Instruction. Look below and pull out each line with the word "JSON".

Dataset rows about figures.
——————

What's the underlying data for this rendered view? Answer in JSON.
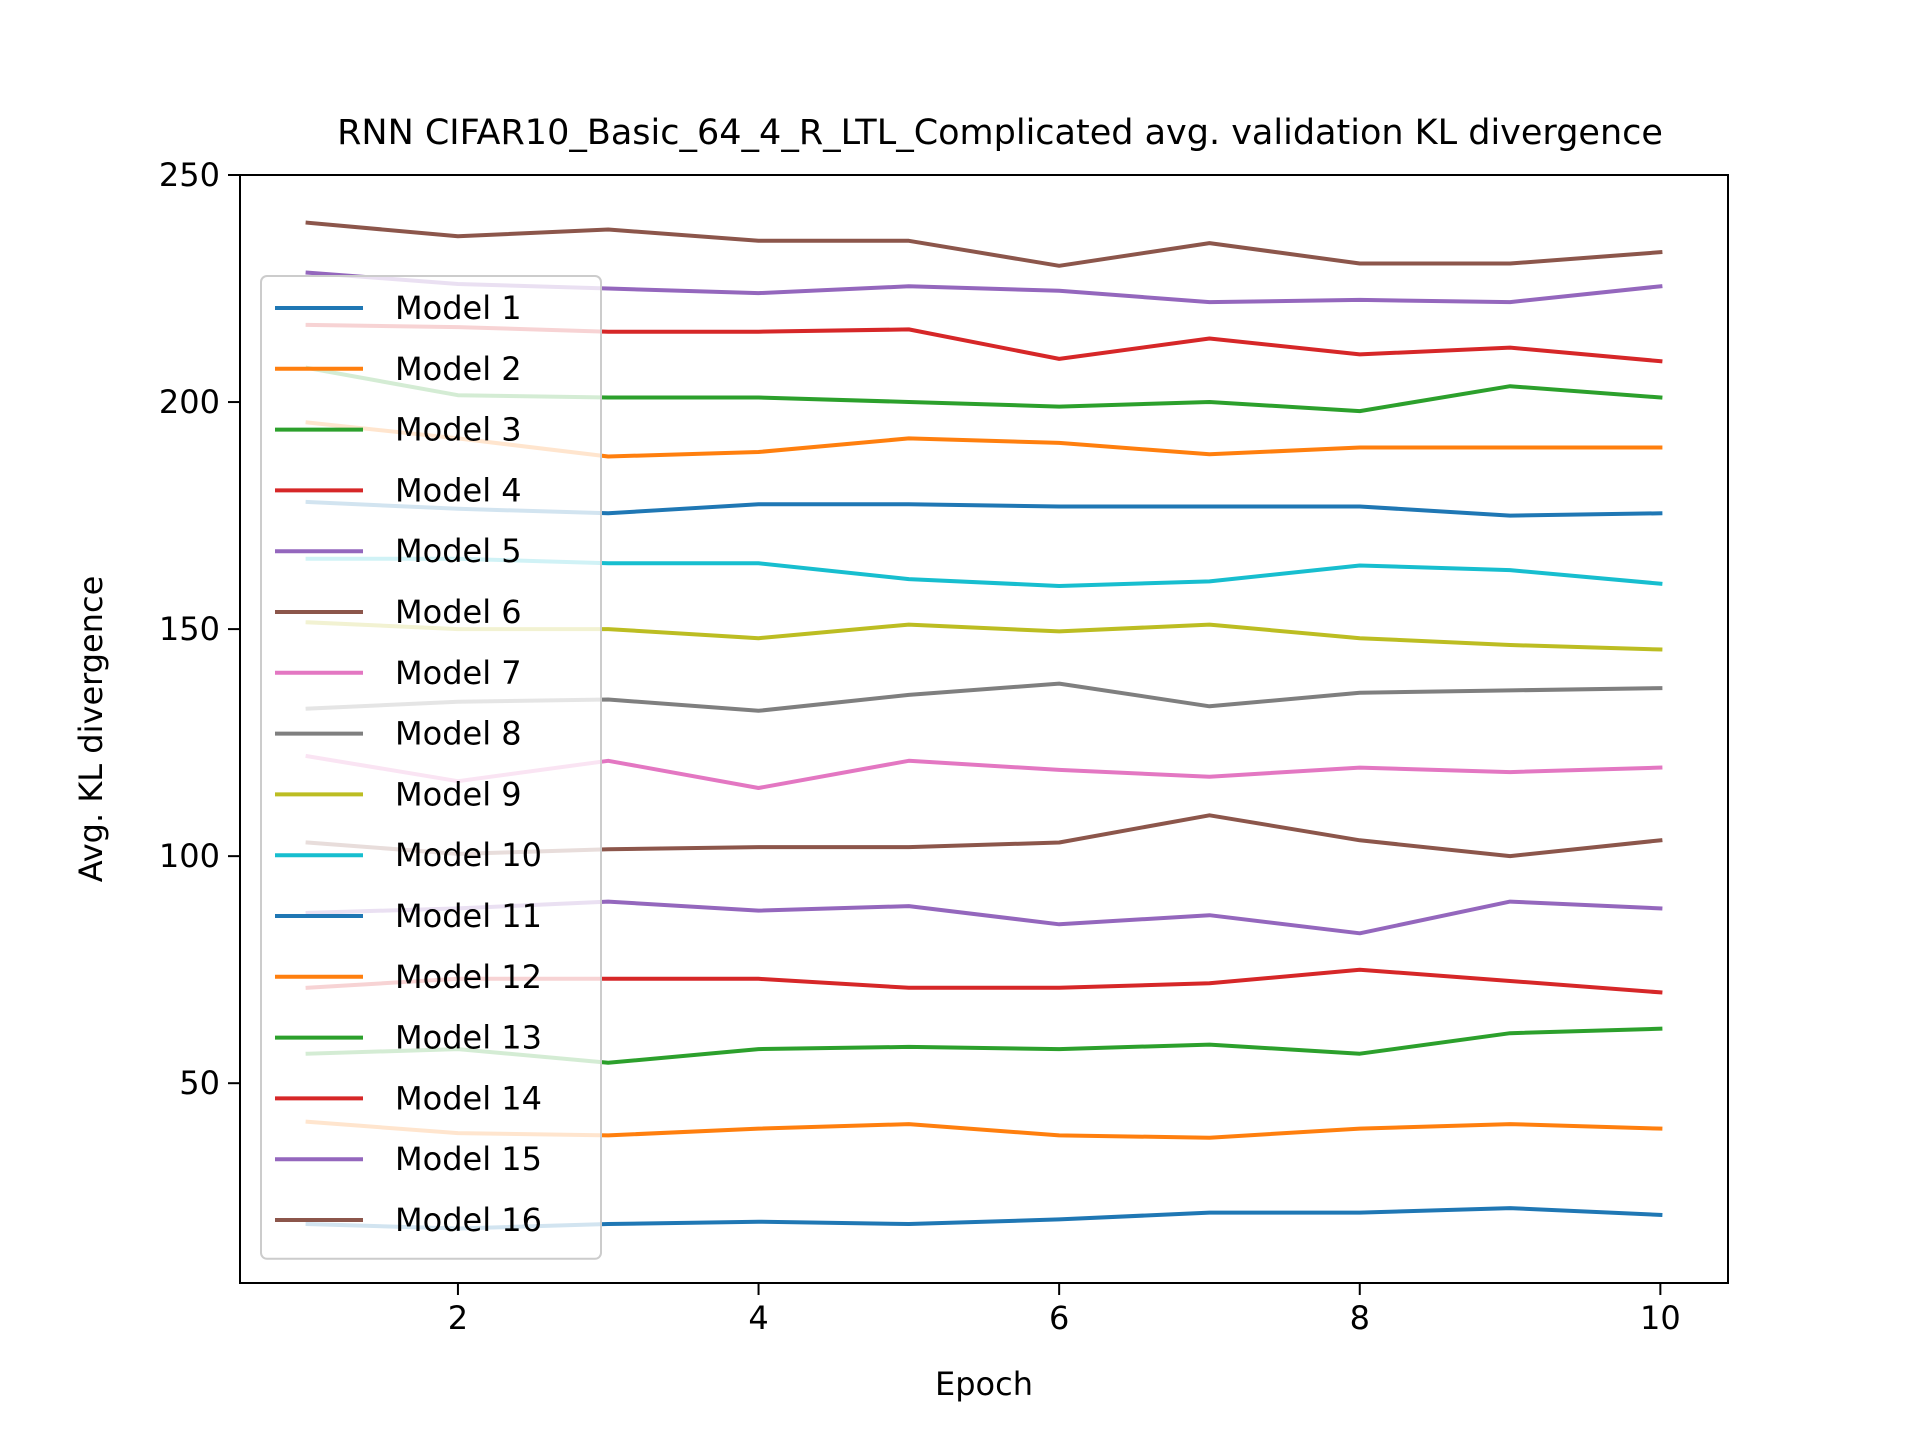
{
  "chart_data": {
    "type": "line",
    "title": "RNN CIFAR10_Basic_64_4_R_LTL_Complicated avg. validation KL divergence",
    "xlabel": "Epoch",
    "ylabel": "Avg. KL divergence",
    "xlim": [
      0.55,
      10.45
    ],
    "ylim": [
      6,
      250
    ],
    "xticks": [
      2,
      4,
      6,
      8,
      10
    ],
    "yticks": [
      50,
      100,
      150,
      200,
      250
    ],
    "grid": false,
    "legend_position": "upper-left",
    "x": [
      1,
      2,
      3,
      4,
      5,
      6,
      7,
      8,
      9,
      10
    ],
    "series": [
      {
        "name": "Model 1",
        "color": "#1f77b4",
        "values": [
          19,
          18,
          19,
          19.5,
          19,
          20,
          21.5,
          21.5,
          22.5,
          21
        ]
      },
      {
        "name": "Model 2",
        "color": "#ff7f0e",
        "values": [
          41.5,
          39,
          38.5,
          40,
          41,
          38.5,
          38,
          40,
          41,
          40
        ]
      },
      {
        "name": "Model 3",
        "color": "#2ca02c",
        "values": [
          56.5,
          57.5,
          54.5,
          57.5,
          58,
          57.5,
          58.5,
          56.5,
          61,
          62
        ]
      },
      {
        "name": "Model 4",
        "color": "#d62728",
        "values": [
          71,
          73,
          73,
          73,
          71,
          71,
          72,
          75,
          72.5,
          70
        ]
      },
      {
        "name": "Model 5",
        "color": "#9467bd",
        "values": [
          87.5,
          88.5,
          90,
          88,
          89,
          85,
          87,
          83,
          90,
          88.5
        ]
      },
      {
        "name": "Model 6",
        "color": "#8c564b",
        "values": [
          103,
          100.5,
          101.5,
          102,
          102,
          103,
          109,
          103.5,
          100,
          103.5
        ]
      },
      {
        "name": "Model 7",
        "color": "#e377c2",
        "values": [
          122,
          116.5,
          121,
          115,
          121,
          119,
          117.5,
          119.5,
          118.5,
          119.5
        ]
      },
      {
        "name": "Model 8",
        "color": "#7f7f7f",
        "values": [
          132.5,
          134,
          134.5,
          132,
          135.5,
          138,
          133,
          136,
          136.5,
          137
        ]
      },
      {
        "name": "Model 9",
        "color": "#bcbd22",
        "values": [
          151.5,
          150,
          150,
          148,
          151,
          149.5,
          151,
          148,
          146.5,
          145.5
        ]
      },
      {
        "name": "Model 10",
        "color": "#17becf",
        "values": [
          165.5,
          165.5,
          164.5,
          164.5,
          161,
          159.5,
          160.5,
          164,
          163,
          160
        ]
      },
      {
        "name": "Model 11",
        "color": "#1f77b4",
        "values": [
          178,
          176.5,
          175.5,
          177.5,
          177.5,
          177,
          177,
          177,
          175,
          175.5
        ]
      },
      {
        "name": "Model 12",
        "color": "#ff7f0e",
        "values": [
          195.5,
          192,
          188,
          189,
          192,
          191,
          188.5,
          190,
          190,
          190
        ]
      },
      {
        "name": "Model 13",
        "color": "#2ca02c",
        "values": [
          207.5,
          201.5,
          201,
          201,
          200,
          199,
          200,
          198,
          203.5,
          201
        ]
      },
      {
        "name": "Model 14",
        "color": "#d62728",
        "values": [
          217,
          216.5,
          215.5,
          215.5,
          216,
          209.5,
          214,
          210.5,
          212,
          209
        ]
      },
      {
        "name": "Model 15",
        "color": "#9467bd",
        "values": [
          228.5,
          226,
          225,
          224,
          225.5,
          224.5,
          222,
          222.5,
          222,
          225.5
        ]
      },
      {
        "name": "Model 16",
        "color": "#8c564b",
        "values": [
          239.5,
          236.5,
          238,
          235.5,
          235.5,
          230,
          235,
          230.5,
          230.5,
          233
        ]
      }
    ]
  }
}
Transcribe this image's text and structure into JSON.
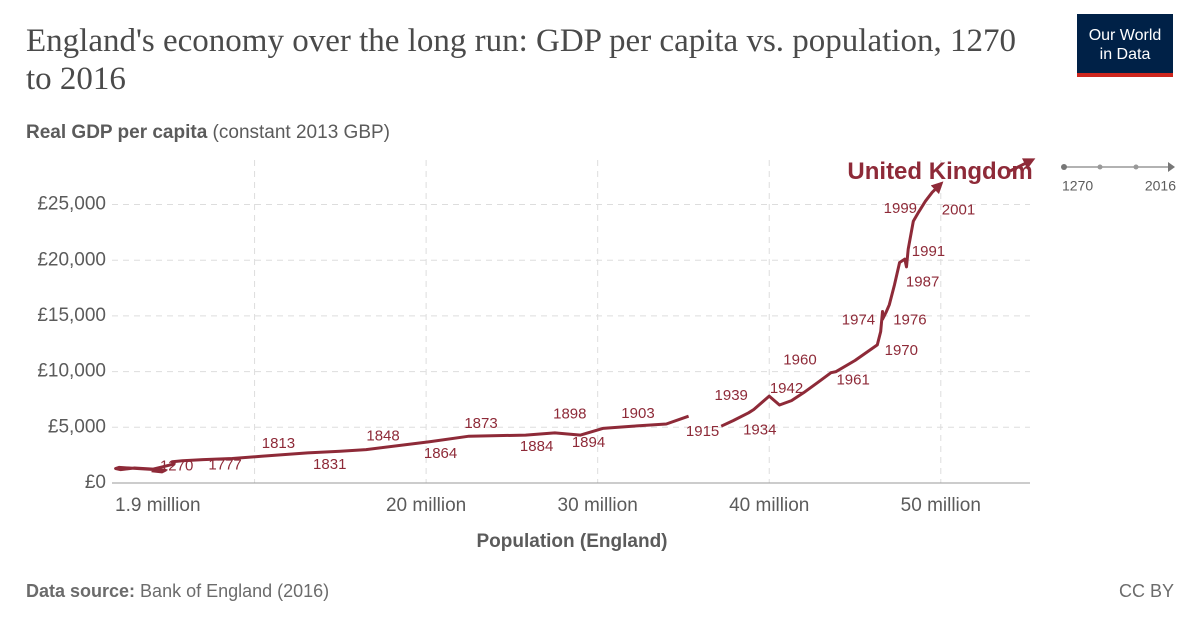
{
  "chart_data": {
    "type": "connected_scatter",
    "title": "England's economy over the long run: GDP per capita vs. population, 1270 to 2016",
    "y_label": "Real GDP per capita",
    "y_unit": " (constant 2013 GBP)",
    "x_label": "Population (England)",
    "xlim": [
      1.9,
      55.2
    ],
    "ylim": [
      0,
      29000
    ],
    "xticks": [
      {
        "value": 1.9,
        "label": "1.9 million"
      },
      {
        "value": 10,
        "label": null
      },
      {
        "value": 20,
        "label": "20 million"
      },
      {
        "value": 30,
        "label": "30 million"
      },
      {
        "value": 40,
        "label": "40 million"
      },
      {
        "value": 50,
        "label": "50 million"
      }
    ],
    "yticks": [
      {
        "value": 0,
        "label": "£0"
      },
      {
        "value": 5000,
        "label": "£5,000"
      },
      {
        "value": 10000,
        "label": "£10,000"
      },
      {
        "value": 15000,
        "label": "£15,000"
      },
      {
        "value": 20000,
        "label": "£20,000"
      },
      {
        "value": 25000,
        "label": "£25,000"
      }
    ],
    "grid": true,
    "series": [
      {
        "name": "United Kingdom",
        "color": "#8e2a38",
        "x": [
          4.0,
          4.6,
          4.8,
          2.1,
          1.9,
          2.2,
          3.0,
          4.1,
          5.3,
          5.2,
          5.8,
          7.0,
          8.7,
          10.4,
          13.1,
          15.0,
          16.5,
          20.2,
          22.5,
          25.8,
          27.5,
          29.0,
          30.3,
          32.0,
          34.0,
          35.3,
          null,
          37.2,
          37.9,
          38.8,
          39.1,
          40.0,
          40.6,
          41.3,
          42.0,
          42.8,
          43.6,
          43.9,
          45.0,
          46.3,
          46.5,
          46.6,
          46.6,
          46.8,
          47.0,
          47.3,
          47.6,
          47.9,
          48.0,
          48.1,
          48.4,
          48.7,
          49.1,
          49.5,
          49.9
        ],
        "values": [
          1100,
          1000,
          1150,
          1400,
          1300,
          1200,
          1350,
          1250,
          1700,
          1900,
          2000,
          2100,
          2200,
          2400,
          2700,
          2850,
          3000,
          3700,
          4200,
          4300,
          4500,
          4300,
          4900,
          5100,
          5300,
          6000,
          null,
          5100,
          5600,
          6300,
          6600,
          7800,
          7000,
          7400,
          8100,
          9000,
          9900,
          10000,
          11000,
          12400,
          13600,
          15400,
          14700,
          15300,
          16000,
          17800,
          19800,
          20100,
          19400,
          21000,
          23500,
          24300,
          25300,
          26100,
          26700
        ],
        "point_labels": [
          "1270",
          null,
          null,
          null,
          null,
          null,
          null,
          null,
          null,
          null,
          null,
          "1777",
          null,
          "1813",
          "1831",
          null,
          "1848",
          "1864",
          "1873",
          "1884",
          null,
          "1894",
          "1898",
          "1903",
          null,
          "1915",
          null,
          null,
          null,
          null,
          "1934",
          "1939",
          "1942",
          null,
          null,
          null,
          "1960",
          "1961",
          null,
          "1970",
          null,
          "1974",
          null,
          "1976",
          null,
          null,
          "1987",
          null,
          "1991",
          null,
          "1999",
          "2001",
          null,
          null,
          null
        ]
      }
    ]
  },
  "timeline": [
    1270,
    2016
  ],
  "logo": [
    "Our World",
    "in Data"
  ],
  "footer": {
    "source_label": "Data source:",
    "source": " Bank of England (2016)",
    "license": "CC BY"
  }
}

——————

Written response.
What's the underlying data for this rendered view? Answer in JSON.
Transcribe this image's text and structure into JSON.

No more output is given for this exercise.